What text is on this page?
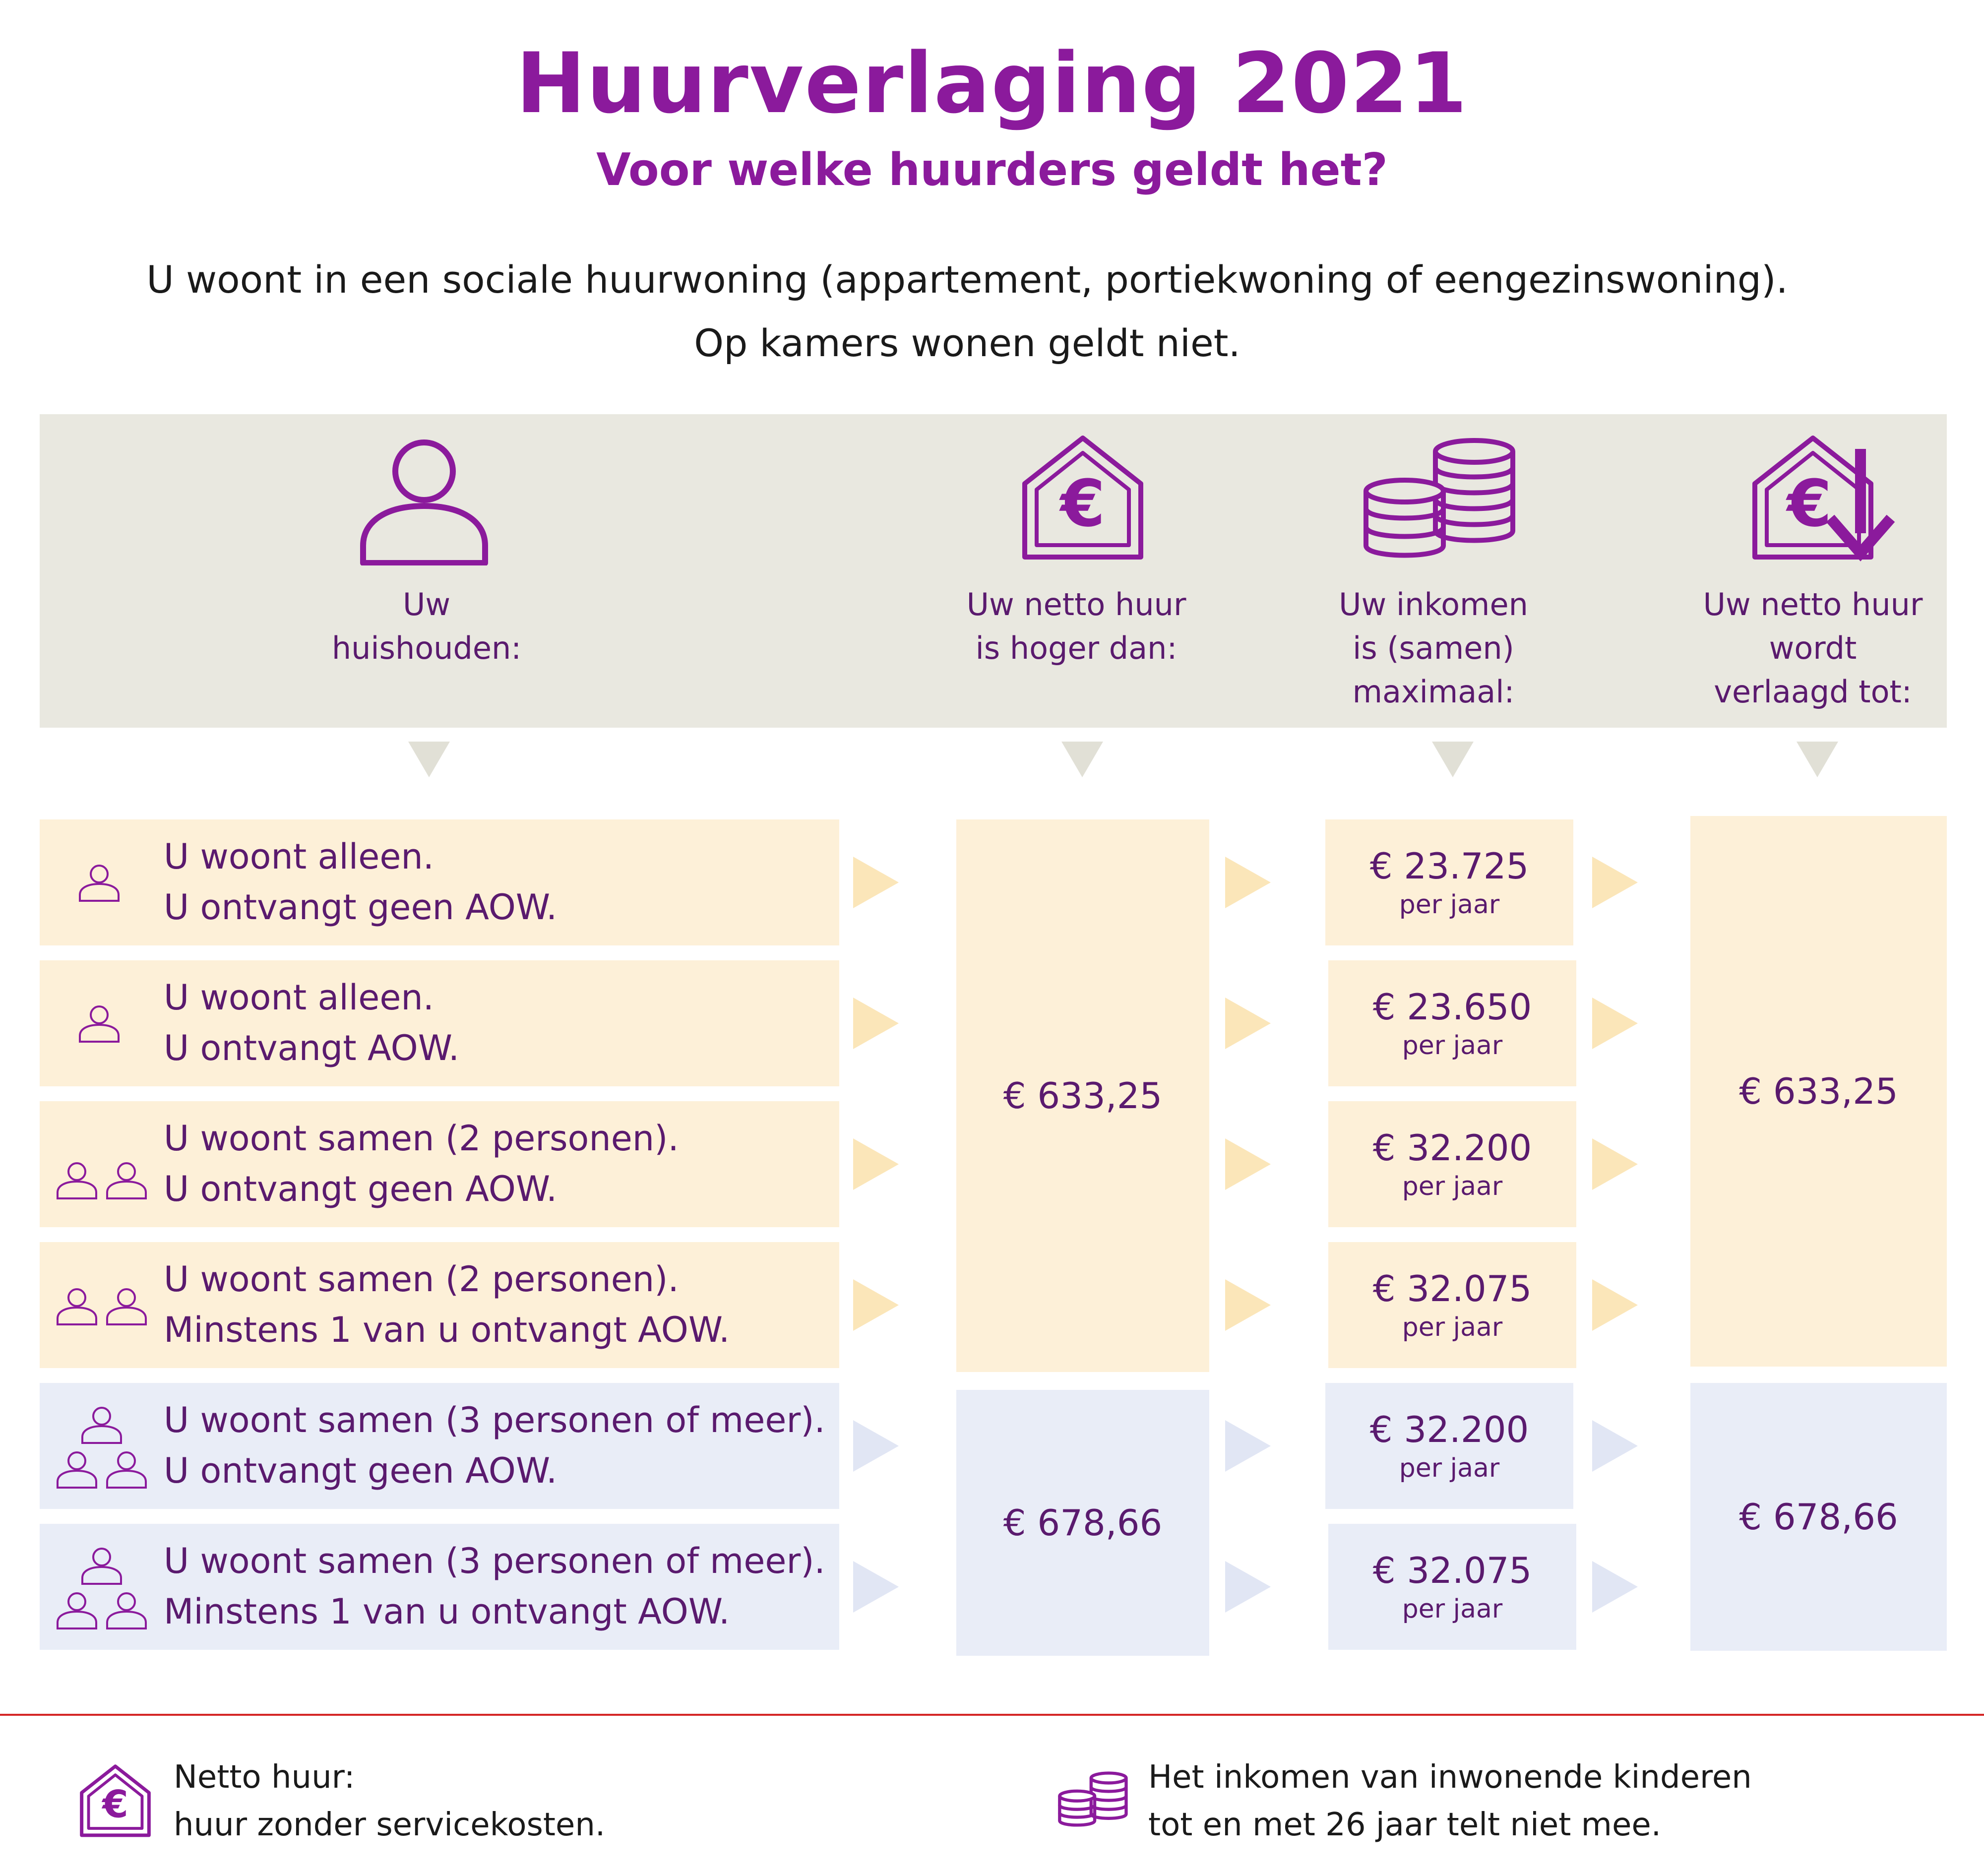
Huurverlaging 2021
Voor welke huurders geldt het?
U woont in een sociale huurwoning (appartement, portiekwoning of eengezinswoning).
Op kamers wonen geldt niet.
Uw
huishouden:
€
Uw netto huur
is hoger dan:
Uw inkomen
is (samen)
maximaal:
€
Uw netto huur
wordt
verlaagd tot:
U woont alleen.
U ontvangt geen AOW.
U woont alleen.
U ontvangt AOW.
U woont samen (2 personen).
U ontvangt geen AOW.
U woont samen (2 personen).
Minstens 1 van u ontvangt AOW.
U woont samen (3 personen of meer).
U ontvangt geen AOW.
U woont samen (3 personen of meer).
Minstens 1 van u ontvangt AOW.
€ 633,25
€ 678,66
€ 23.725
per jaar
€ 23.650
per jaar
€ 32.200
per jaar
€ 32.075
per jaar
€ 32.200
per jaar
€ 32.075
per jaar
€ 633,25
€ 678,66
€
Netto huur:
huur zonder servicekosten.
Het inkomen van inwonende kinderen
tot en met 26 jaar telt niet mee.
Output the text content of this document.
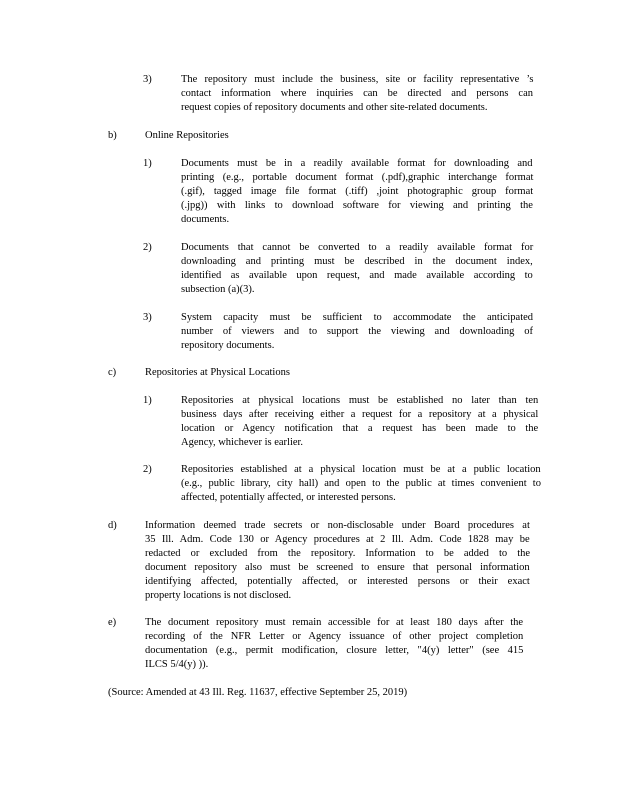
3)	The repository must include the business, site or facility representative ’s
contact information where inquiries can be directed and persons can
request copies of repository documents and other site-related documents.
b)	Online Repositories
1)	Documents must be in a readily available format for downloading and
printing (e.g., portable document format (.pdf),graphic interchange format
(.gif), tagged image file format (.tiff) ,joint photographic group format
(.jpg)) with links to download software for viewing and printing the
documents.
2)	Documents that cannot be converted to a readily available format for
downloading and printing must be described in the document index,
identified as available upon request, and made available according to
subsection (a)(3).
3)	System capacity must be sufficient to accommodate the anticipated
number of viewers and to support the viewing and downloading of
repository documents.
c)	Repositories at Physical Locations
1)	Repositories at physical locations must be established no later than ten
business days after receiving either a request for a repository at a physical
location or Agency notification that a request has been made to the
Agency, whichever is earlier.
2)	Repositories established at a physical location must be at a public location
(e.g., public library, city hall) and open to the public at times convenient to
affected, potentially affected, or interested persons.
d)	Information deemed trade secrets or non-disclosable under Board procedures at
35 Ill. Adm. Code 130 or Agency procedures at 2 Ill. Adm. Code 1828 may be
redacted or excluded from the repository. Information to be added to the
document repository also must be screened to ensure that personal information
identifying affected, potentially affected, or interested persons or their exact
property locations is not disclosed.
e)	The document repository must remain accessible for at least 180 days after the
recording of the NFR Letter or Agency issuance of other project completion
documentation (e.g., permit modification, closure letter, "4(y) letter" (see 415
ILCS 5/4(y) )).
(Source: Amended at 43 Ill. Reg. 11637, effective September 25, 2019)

◆ **STATED TASK**
Extract every line containing the string "other" from the data above.

◆ **RESULT FOR THIS EXERCISE**
request copies of repository documents and other site-related documents.
recording of the NFR Letter or Agency issuance of other project completion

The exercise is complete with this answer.